[Layout element entries]
------------------------------------------------------------

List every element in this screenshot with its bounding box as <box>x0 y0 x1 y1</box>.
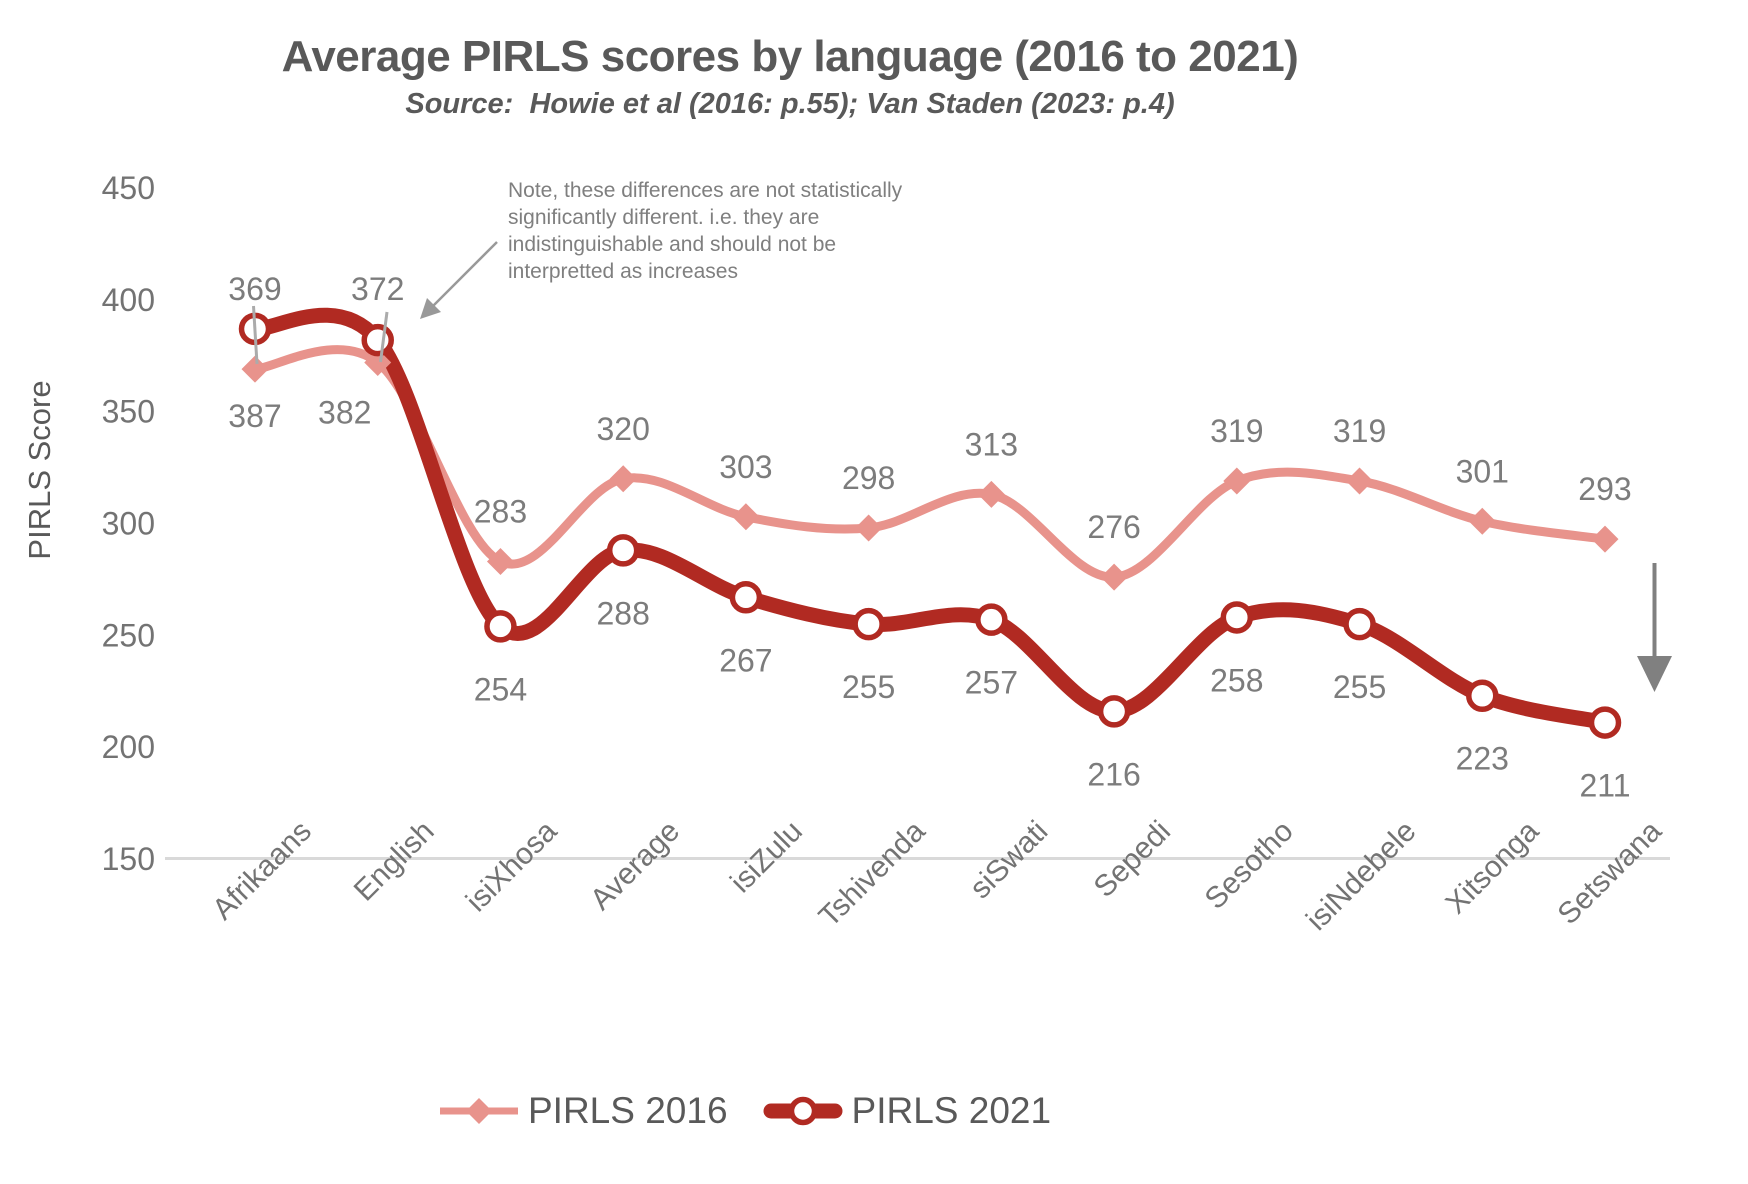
data-label-pirls-2021: 255 <box>1333 669 1386 705</box>
marker-diamond-pirls-2016 <box>1223 467 1251 495</box>
series-lines <box>254 307 1607 730</box>
marker-circle-pirls-2021 <box>729 581 763 614</box>
chart-header: Average PIRLS scores by language (2016 t… <box>0 33 1580 121</box>
legend-item-pirls-2021: PIRLS 2021 <box>762 1090 1052 1132</box>
y-axis-title: PIRLS Score <box>22 380 57 559</box>
axis-layer: 150 200 250 300 350 400 450 PIRLS Score <box>22 170 1670 877</box>
data-label-pirls-2021: 267 <box>719 642 772 678</box>
x-category-label: Sesotho <box>1199 815 1300 916</box>
data-label-pirls-2016: 283 <box>474 494 527 530</box>
marker-circle-pirls-2021 <box>1588 706 1622 739</box>
legend-label-pirls-2016: PIRLS 2016 <box>528 1090 728 1131</box>
marker-circle-pirls-2021 <box>852 607 885 641</box>
chart-subtitle: Source: Howie et al (2016: p.55); Van St… <box>405 88 1175 120</box>
x-category-label: isiNdebele <box>1300 815 1422 937</box>
annotation-arrow-icon <box>432 241 498 307</box>
annotation-line: Note, these differences are not statisti… <box>508 179 903 202</box>
y-tick-label: 300 <box>102 505 155 541</box>
data-label-pirls-2021: 223 <box>1456 741 1509 777</box>
data-label-pirls-2021: 216 <box>1087 756 1140 792</box>
data-label-pirls-2016: 372 <box>351 271 404 307</box>
marker-diamond-pirls-2016 <box>977 480 1005 508</box>
x-category-label: English <box>348 815 441 908</box>
data-label-pirls-2021: 211 <box>1579 768 1630 804</box>
marker-diamond-pirls-2016 <box>1100 563 1128 591</box>
legend-marker-pirls-2016-icon <box>440 1098 518 1124</box>
x-category-label: Average <box>584 815 686 917</box>
annotation-arrowhead-icon <box>420 298 441 319</box>
y-tick-label: 250 <box>102 617 155 653</box>
annotation-line: interpretted as increases <box>508 260 738 283</box>
data-label-pirls-2016: 320 <box>596 411 649 447</box>
x-category-label: Tshivenda <box>813 814 932 933</box>
marker-diamond-pirls-2016 <box>241 355 269 383</box>
marker-diamond-pirls-2016 <box>1591 525 1619 553</box>
y-tick-label: 350 <box>102 394 155 430</box>
y-tick-label: 400 <box>102 282 155 318</box>
data-label-pirls-2016: 369 <box>228 271 281 307</box>
data-label-pirls-2021: 382 <box>318 394 371 430</box>
data-label-pirls-2021: 387 <box>228 398 281 434</box>
label-leader-line <box>379 311 389 363</box>
annotation-line: significantly different. i.e. they are <box>508 206 820 229</box>
x-category-label: Afrikaans <box>206 815 318 927</box>
data-label-pirls-2021: 257 <box>965 665 1018 701</box>
chart-title: Average PIRLS scores by language (2016 t… <box>281 32 1299 81</box>
x-category-label: isiXhosa <box>460 814 564 918</box>
legend-marker-pirls-2021-icon <box>763 1096 843 1126</box>
data-label-pirls-2016: 301 <box>1456 453 1509 489</box>
marker-circle-pirls-2021 <box>606 534 640 567</box>
marker-circle-pirls-2021 <box>484 610 517 643</box>
data-label-pirls-2016: 319 <box>1333 413 1386 449</box>
marker-diamond-pirls-2016 <box>609 465 637 493</box>
data-label-pirls-2021: 255 <box>842 669 895 705</box>
series-markers <box>238 312 1622 739</box>
label-leader-lines <box>252 305 389 365</box>
data-label-pirls-2021: 254 <box>474 671 527 707</box>
label-leader-line <box>252 305 259 365</box>
data-label-pirls-2016: 293 <box>1578 471 1631 507</box>
data-label-pirls-2021: 288 <box>596 595 649 631</box>
x-category-label: Xitsonga <box>1439 814 1545 920</box>
marker-diamond-pirls-2016 <box>364 348 392 376</box>
annotation-line: indistinguishable and should not be <box>508 233 837 256</box>
legend: PIRLS 2016 PIRLS 2021 <box>438 1090 1051 1132</box>
marker-circle-pirls-2021 <box>975 603 1008 636</box>
legend-item-pirls-2016: PIRLS 2016 <box>438 1090 728 1132</box>
marker-circle-pirls-2021 <box>1343 607 1376 641</box>
y-tick-label: 150 <box>102 841 155 877</box>
annotation-note: Note, these differences are not statisti… <box>508 177 902 285</box>
data-label-pirls-2016: 313 <box>965 426 1018 462</box>
data-label-pirls-2016: 276 <box>1087 509 1140 545</box>
x-category-label: Setswana <box>1551 814 1668 931</box>
marker-diamond-pirls-2016 <box>1468 507 1496 535</box>
marker-diamond-pirls-2016 <box>732 503 760 531</box>
data-label-pirls-2021: 258 <box>1210 662 1263 698</box>
marker-circle-pirls-2021 <box>1220 601 1254 634</box>
data-label-pirls-2016: 298 <box>842 460 895 496</box>
marker-circle-pirls-2021 <box>361 323 394 357</box>
marker-circle-pirls-2021 <box>1097 695 1131 728</box>
marker-diamond-pirls-2016 <box>1346 467 1374 495</box>
marker-diamond-pirls-2016 <box>855 514 883 542</box>
marker-diamond-pirls-2016 <box>486 548 514 576</box>
y-tick-label: 450 <box>102 170 155 206</box>
data-label-pirls-2016: 303 <box>719 449 772 485</box>
marker-circle-pirls-2021 <box>1466 679 1499 712</box>
series-line-pirls-2021 <box>254 307 1607 730</box>
y-tick-label: 200 <box>102 729 155 765</box>
x-category-label: isiZulu <box>724 815 809 900</box>
x-axis-labels: Afrikaans English isiXhosa Average isiZulu Ts… <box>206 814 1668 937</box>
data-label-pirls-2016: 319 <box>1210 413 1263 449</box>
decline-arrowhead-icon <box>1637 656 1672 692</box>
data-labels: 369 372 283 320 303 298 313 276 319 319 301 293 387 3… <box>228 271 1631 804</box>
legend-label-pirls-2021: PIRLS 2021 <box>851 1090 1052 1131</box>
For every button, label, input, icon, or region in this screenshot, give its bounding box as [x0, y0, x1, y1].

------------------------------------------------------------

**WORK INSTRUCTIONS:**
Quote all of the data above verbatim, leaving out the pictures.

**PROBLEM SOLUTION:**
List every element in this screenshot with its bounding box as <box>x0 y0 x1 y1</box>.
data-label-pirls-2021: 255 <box>1333 669 1386 705</box>
marker-diamond-pirls-2016 <box>1223 467 1251 495</box>
series-lines <box>254 307 1607 730</box>
marker-circle-pirls-2021 <box>729 581 763 614</box>
chart-header: Average PIRLS scores by language (2016 t… <box>0 33 1580 121</box>
legend-item-pirls-2021: PIRLS 2021 <box>762 1090 1052 1132</box>
y-axis-title: PIRLS Score <box>22 380 57 559</box>
axis-layer: 150 200 250 300 350 400 450 PIRLS Score <box>22 170 1670 877</box>
data-label-pirls-2021: 267 <box>719 642 772 678</box>
x-category-label: Sesotho <box>1199 815 1300 916</box>
data-label-pirls-2016: 283 <box>474 494 527 530</box>
marker-circle-pirls-2021 <box>1588 706 1622 739</box>
legend-label-pirls-2016: PIRLS 2016 <box>528 1090 728 1131</box>
marker-circle-pirls-2021 <box>852 607 885 641</box>
chart-subtitle: Source: Howie et al (2016: p.55); Van St… <box>405 88 1175 120</box>
x-category-label: isiNdebele <box>1300 815 1422 937</box>
annotation-arrow-icon <box>432 241 498 307</box>
annotation-line: Note, these differences are not statisti… <box>508 179 903 202</box>
y-tick-label: 300 <box>102 505 155 541</box>
data-label-pirls-2021: 223 <box>1456 741 1509 777</box>
data-label-pirls-2021: 216 <box>1087 756 1140 792</box>
data-label-pirls-2016: 372 <box>351 271 404 307</box>
marker-diamond-pirls-2016 <box>977 480 1005 508</box>
x-category-label: English <box>348 815 441 908</box>
data-label-pirls-2021: 211 <box>1579 768 1630 804</box>
marker-diamond-pirls-2016 <box>1100 563 1128 591</box>
legend-marker-pirls-2016-icon <box>440 1098 518 1124</box>
x-category-label: Average <box>584 815 686 917</box>
annotation-arrowhead-icon <box>420 298 441 319</box>
y-tick-label: 250 <box>102 617 155 653</box>
annotation-line: interpretted as increases <box>508 260 738 283</box>
data-label-pirls-2016: 320 <box>596 411 649 447</box>
x-category-label: Tshivenda <box>813 814 932 933</box>
marker-diamond-pirls-2016 <box>241 355 269 383</box>
marker-diamond-pirls-2016 <box>1591 525 1619 553</box>
y-tick-label: 350 <box>102 394 155 430</box>
y-tick-label: 400 <box>102 282 155 318</box>
data-label-pirls-2016: 369 <box>228 271 281 307</box>
data-label-pirls-2021: 382 <box>318 394 371 430</box>
data-label-pirls-2021: 387 <box>228 398 281 434</box>
label-leader-line <box>379 311 389 363</box>
annotation-line: significantly different. i.e. they are <box>508 206 820 229</box>
x-category-label: Afrikaans <box>206 815 318 927</box>
data-label-pirls-2021: 257 <box>965 665 1018 701</box>
chart-title: Average PIRLS scores by language (2016 t… <box>281 32 1299 81</box>
x-category-label: isiXhosa <box>460 814 564 918</box>
legend-marker-pirls-2021-icon <box>763 1096 843 1126</box>
data-label-pirls-2016: 301 <box>1456 453 1509 489</box>
marker-circle-pirls-2021 <box>606 534 640 567</box>
marker-circle-pirls-2021 <box>484 610 517 643</box>
data-label-pirls-2016: 319 <box>1333 413 1386 449</box>
marker-diamond-pirls-2016 <box>609 465 637 493</box>
data-label-pirls-2021: 255 <box>842 669 895 705</box>
series-markers <box>238 312 1622 739</box>
label-leader-lines <box>252 305 389 365</box>
data-label-pirls-2021: 254 <box>474 671 527 707</box>
label-leader-line <box>252 305 259 365</box>
data-label-pirls-2016: 293 <box>1578 471 1631 507</box>
data-label-pirls-2021: 288 <box>596 595 649 631</box>
x-category-label: Xitsonga <box>1439 814 1545 920</box>
marker-diamond-pirls-2016 <box>364 348 392 376</box>
annotation-line: indistinguishable and should not be <box>508 233 837 256</box>
legend: PIRLS 2016 PIRLS 2021 <box>438 1090 1051 1132</box>
marker-circle-pirls-2021 <box>975 603 1008 636</box>
legend-item-pirls-2016: PIRLS 2016 <box>438 1090 728 1132</box>
marker-circle-pirls-2021 <box>1343 607 1376 641</box>
y-tick-label: 150 <box>102 841 155 877</box>
annotation-note: Note, these differences are not statisti… <box>508 177 902 285</box>
data-label-pirls-2016: 313 <box>965 426 1018 462</box>
data-label-pirls-2016: 276 <box>1087 509 1140 545</box>
x-category-label: Setswana <box>1551 814 1668 931</box>
marker-diamond-pirls-2016 <box>1468 507 1496 535</box>
marker-diamond-pirls-2016 <box>732 503 760 531</box>
data-label-pirls-2021: 258 <box>1210 662 1263 698</box>
marker-circle-pirls-2021 <box>1220 601 1254 634</box>
data-label-pirls-2016: 298 <box>842 460 895 496</box>
marker-circle-pirls-2021 <box>361 323 394 357</box>
marker-circle-pirls-2021 <box>1097 695 1131 728</box>
marker-diamond-pirls-2016 <box>1346 467 1374 495</box>
marker-diamond-pirls-2016 <box>855 514 883 542</box>
marker-diamond-pirls-2016 <box>486 548 514 576</box>
y-tick-label: 450 <box>102 170 155 206</box>
data-label-pirls-2016: 303 <box>719 449 772 485</box>
marker-circle-pirls-2021 <box>1466 679 1499 712</box>
series-line-pirls-2021 <box>254 307 1607 730</box>
y-tick-label: 200 <box>102 729 155 765</box>
x-category-label: isiZulu <box>724 815 809 900</box>
x-axis-labels: Afrikaans English isiXhosa Average isiZulu Ts… <box>206 814 1668 937</box>
data-label-pirls-2016: 319 <box>1210 413 1263 449</box>
decline-arrowhead-icon <box>1637 656 1672 692</box>
data-labels: 369 372 283 320 303 298 313 276 319 319 301 293 387 3… <box>228 271 1631 804</box>
legend-label-pirls-2021: PIRLS 2021 <box>851 1090 1052 1131</box>
For every button, label, input, icon, or region in this screenshot, give its bounding box as [x0, y0, x1, y1].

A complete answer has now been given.